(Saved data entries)

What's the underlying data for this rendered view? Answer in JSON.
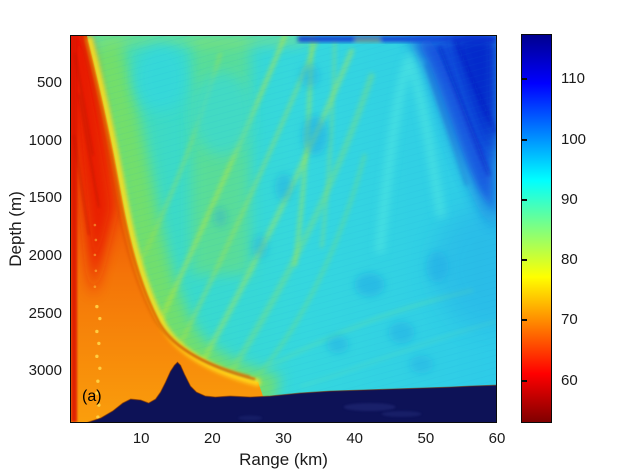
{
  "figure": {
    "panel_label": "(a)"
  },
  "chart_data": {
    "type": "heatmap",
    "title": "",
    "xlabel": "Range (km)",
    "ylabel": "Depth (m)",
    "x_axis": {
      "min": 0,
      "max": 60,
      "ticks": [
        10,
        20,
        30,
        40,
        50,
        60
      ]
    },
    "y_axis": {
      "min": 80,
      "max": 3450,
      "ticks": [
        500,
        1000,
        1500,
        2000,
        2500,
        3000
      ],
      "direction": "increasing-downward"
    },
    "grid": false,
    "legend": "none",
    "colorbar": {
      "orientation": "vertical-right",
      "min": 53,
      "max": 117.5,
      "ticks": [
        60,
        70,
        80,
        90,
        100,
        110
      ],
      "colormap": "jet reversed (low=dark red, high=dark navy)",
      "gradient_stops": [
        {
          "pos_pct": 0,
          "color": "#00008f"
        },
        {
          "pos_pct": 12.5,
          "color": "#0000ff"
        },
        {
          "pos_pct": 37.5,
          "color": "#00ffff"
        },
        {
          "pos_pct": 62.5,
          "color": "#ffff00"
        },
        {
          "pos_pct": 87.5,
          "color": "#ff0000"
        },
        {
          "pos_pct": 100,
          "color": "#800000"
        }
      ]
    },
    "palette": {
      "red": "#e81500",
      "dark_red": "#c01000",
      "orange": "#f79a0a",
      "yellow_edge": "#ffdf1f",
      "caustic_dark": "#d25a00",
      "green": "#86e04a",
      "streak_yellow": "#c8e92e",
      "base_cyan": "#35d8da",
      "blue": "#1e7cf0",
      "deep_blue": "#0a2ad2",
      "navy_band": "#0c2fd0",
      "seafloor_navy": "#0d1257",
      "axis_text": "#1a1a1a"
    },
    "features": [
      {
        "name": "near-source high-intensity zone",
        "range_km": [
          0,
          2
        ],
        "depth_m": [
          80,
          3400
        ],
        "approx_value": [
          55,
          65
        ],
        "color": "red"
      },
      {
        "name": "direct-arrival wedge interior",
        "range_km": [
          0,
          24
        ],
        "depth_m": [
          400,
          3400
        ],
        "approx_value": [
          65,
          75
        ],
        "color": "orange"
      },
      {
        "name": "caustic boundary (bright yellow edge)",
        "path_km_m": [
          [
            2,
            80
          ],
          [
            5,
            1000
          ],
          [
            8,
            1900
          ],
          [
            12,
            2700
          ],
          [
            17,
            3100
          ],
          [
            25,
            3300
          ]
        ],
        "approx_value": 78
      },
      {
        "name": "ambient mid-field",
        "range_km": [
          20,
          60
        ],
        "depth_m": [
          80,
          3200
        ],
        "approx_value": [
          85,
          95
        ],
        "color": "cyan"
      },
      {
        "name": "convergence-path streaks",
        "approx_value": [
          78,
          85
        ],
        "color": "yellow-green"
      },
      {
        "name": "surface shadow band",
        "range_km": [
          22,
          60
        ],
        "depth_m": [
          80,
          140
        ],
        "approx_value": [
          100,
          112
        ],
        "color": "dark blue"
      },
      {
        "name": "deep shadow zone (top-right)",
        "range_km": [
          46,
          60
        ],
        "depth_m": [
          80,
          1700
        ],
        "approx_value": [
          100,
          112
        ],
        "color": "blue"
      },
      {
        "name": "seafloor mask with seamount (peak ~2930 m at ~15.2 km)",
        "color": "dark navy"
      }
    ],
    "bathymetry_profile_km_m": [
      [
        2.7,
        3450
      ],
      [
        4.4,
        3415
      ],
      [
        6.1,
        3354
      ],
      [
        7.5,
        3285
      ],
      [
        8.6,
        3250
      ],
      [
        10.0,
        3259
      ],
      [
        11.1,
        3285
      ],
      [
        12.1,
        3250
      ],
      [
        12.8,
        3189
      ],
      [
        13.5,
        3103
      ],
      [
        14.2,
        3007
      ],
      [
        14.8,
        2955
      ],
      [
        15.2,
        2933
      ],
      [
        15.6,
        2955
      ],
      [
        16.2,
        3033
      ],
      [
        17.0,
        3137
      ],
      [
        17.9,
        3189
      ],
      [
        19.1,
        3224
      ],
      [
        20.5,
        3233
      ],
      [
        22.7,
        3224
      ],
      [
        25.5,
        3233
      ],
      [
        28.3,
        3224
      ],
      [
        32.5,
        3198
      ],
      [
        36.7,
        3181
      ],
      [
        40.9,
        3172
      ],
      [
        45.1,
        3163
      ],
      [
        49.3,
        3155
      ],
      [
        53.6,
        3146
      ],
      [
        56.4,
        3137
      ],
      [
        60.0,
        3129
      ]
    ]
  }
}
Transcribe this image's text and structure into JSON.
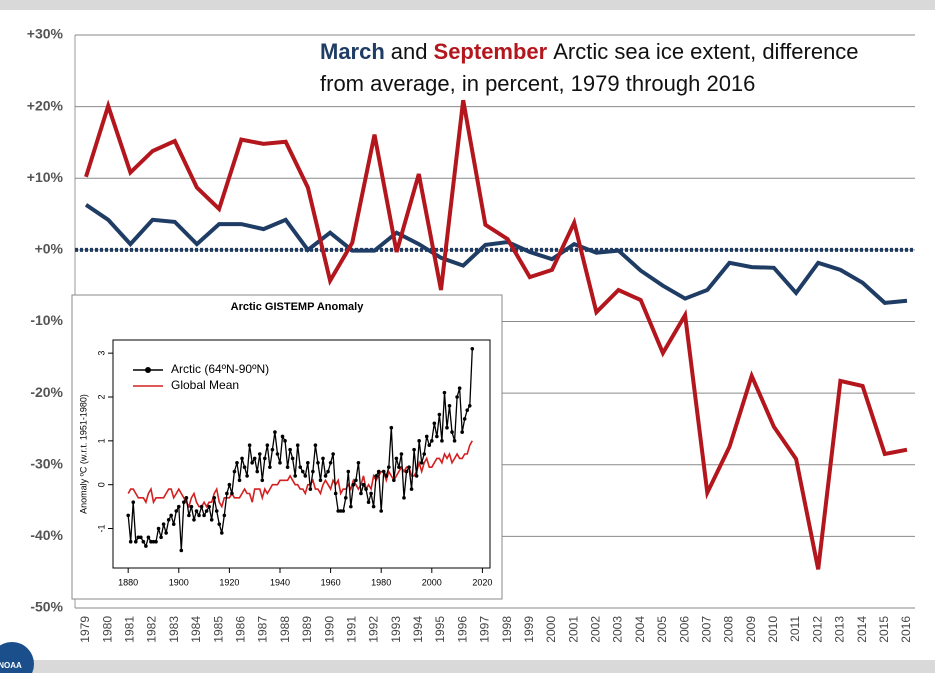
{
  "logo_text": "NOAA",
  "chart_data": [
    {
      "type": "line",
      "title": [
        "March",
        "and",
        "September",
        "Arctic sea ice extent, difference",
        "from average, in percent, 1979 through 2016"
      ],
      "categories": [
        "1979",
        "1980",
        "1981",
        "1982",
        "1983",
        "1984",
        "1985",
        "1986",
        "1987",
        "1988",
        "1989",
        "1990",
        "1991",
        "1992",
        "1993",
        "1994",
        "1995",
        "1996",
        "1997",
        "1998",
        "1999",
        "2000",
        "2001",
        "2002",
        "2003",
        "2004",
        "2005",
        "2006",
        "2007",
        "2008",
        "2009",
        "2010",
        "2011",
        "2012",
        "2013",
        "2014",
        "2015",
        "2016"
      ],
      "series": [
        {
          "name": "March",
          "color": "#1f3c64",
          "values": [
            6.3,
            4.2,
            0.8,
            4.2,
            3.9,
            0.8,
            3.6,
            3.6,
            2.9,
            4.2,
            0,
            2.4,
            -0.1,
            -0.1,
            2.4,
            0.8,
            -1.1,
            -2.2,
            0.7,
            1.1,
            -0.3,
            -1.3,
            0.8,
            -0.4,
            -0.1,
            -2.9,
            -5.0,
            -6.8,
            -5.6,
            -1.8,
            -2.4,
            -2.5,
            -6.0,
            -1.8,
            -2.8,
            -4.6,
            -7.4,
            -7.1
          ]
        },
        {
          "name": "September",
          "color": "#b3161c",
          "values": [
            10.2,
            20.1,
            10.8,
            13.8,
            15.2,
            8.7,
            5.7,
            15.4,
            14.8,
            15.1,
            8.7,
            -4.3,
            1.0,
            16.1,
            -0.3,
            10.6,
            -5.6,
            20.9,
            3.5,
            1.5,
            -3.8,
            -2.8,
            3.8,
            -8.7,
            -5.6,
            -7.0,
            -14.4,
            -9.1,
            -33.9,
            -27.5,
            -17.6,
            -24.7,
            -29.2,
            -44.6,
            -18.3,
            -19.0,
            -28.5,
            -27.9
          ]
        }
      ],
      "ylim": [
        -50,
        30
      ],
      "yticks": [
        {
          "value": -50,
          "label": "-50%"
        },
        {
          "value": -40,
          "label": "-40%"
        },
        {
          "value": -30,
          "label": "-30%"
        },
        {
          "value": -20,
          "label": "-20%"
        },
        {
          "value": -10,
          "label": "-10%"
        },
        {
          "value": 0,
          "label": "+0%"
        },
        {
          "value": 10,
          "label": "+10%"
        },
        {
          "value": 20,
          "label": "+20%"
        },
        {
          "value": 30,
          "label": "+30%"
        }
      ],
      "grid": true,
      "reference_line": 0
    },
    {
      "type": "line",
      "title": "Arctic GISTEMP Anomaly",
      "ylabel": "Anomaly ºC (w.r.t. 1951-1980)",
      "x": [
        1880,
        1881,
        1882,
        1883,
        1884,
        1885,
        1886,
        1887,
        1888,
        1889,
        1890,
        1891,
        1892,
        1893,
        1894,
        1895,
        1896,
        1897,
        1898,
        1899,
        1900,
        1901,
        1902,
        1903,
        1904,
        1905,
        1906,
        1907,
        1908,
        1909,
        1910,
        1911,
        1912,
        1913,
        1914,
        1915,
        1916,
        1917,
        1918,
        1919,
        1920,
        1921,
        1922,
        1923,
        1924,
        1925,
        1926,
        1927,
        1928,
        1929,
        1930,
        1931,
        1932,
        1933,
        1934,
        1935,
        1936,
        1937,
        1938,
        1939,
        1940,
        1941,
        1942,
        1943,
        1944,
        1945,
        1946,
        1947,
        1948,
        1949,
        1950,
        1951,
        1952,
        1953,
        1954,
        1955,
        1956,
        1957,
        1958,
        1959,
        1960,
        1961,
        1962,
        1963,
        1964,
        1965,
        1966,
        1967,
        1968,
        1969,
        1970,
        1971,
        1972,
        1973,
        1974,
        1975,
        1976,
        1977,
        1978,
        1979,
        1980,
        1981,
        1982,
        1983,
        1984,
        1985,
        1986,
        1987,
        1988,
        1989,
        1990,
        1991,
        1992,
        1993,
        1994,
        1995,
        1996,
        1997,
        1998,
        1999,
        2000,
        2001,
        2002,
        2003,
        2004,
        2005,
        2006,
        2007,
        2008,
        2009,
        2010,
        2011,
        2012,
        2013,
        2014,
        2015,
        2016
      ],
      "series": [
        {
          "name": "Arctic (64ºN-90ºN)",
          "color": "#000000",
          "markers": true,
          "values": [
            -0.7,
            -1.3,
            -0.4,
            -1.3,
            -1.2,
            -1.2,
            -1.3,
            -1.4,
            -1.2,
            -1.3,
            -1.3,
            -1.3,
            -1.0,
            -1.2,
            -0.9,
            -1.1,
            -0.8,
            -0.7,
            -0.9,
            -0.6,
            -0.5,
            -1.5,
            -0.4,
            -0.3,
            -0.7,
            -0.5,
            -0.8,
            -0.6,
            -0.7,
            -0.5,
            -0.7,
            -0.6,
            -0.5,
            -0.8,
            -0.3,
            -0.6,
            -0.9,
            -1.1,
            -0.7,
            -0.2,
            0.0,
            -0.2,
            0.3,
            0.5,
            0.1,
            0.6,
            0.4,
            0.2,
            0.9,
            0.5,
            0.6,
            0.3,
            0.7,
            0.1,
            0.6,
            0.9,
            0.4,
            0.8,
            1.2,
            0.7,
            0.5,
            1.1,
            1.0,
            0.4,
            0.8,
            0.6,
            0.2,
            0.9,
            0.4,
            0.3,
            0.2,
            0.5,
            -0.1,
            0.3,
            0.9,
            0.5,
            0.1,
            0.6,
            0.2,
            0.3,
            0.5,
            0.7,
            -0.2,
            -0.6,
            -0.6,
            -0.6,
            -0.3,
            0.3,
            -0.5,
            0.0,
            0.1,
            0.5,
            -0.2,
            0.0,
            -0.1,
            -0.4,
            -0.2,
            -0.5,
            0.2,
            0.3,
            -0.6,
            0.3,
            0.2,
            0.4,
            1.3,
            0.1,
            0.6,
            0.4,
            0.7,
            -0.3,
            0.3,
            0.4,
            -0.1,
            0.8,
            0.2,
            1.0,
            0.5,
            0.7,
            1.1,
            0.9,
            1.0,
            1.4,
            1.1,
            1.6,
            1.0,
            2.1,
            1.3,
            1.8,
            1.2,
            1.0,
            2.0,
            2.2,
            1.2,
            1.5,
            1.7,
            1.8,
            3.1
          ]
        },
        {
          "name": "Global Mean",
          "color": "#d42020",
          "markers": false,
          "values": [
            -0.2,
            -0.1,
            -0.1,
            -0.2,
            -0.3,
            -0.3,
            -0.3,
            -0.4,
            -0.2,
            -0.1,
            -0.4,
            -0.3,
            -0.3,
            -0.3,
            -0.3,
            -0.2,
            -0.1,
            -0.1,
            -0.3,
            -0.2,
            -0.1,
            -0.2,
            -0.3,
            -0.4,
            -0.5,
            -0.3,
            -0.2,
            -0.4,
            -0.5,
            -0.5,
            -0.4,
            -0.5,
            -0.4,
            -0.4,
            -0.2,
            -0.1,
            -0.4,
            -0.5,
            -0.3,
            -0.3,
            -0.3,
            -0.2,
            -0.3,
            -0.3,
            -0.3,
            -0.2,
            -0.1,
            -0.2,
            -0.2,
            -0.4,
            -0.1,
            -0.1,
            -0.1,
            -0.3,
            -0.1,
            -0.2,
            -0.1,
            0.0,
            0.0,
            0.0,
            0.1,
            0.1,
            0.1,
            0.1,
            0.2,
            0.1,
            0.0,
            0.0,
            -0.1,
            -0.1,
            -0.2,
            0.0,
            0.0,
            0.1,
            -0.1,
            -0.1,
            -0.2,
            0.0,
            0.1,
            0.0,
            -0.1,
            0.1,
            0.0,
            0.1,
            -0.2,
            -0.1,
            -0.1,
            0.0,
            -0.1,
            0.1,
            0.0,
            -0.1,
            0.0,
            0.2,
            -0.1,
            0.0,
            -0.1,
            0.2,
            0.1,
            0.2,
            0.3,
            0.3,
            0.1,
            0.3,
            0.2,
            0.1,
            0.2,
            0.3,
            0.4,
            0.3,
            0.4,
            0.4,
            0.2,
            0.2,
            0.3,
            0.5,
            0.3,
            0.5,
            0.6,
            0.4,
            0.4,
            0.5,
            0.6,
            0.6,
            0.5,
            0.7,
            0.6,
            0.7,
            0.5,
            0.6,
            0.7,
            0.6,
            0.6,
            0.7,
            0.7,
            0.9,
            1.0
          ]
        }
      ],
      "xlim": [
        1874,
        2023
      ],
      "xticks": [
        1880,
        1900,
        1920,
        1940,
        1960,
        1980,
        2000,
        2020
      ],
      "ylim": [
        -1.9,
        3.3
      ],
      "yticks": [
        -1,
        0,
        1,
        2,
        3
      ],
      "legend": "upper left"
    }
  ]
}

▶ [EXERCISE DIRECTIONS]:
Of the lines in the entries above, how many include "shadow"? Only the number should be given.

▶ [EXPECTED ANSWER]:
2